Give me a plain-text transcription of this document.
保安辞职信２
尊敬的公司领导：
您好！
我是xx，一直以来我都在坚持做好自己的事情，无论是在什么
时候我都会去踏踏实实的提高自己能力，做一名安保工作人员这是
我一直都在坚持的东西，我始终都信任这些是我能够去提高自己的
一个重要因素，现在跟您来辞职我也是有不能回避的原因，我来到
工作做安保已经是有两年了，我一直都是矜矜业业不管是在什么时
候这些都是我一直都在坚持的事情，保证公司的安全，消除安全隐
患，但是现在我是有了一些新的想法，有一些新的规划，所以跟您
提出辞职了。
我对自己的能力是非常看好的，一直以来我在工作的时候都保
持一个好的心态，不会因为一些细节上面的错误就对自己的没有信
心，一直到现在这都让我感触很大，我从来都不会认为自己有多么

Description of the task
Reproduce the listing in full. Keep it exactly as written.

Response to this task
Give me a plain-text transcription of this document.
保安辞职信２
尊敬的公司领导：
您好！
我是xx，一直以来我都在坚持做好自己的事情，无论是在什么
时候我都会去踏踏实实的提高自己能力，做一名安保工作人员这是
我一直都在坚持的东西，我始终都信任这些是我能够去提高自己的
一个重要因素，现在跟您来辞职我也是有不能回避的原因，我来到
工作做安保已经是有两年了，我一直都是矜矜业业不管是在什么时
候这些都是我一直都在坚持的事情，保证公司的安全，消除安全隐
患，但是现在我是有了一些新的想法，有一些新的规划，所以跟您
提出辞职了。
我对自己的能力是非常看好的，一直以来我在工作的时候都保
持一个好的心态，不会因为一些细节上面的错误就对自己的没有信
心，一直到现在这都让我感触很大，我从来都不会认为自己有多么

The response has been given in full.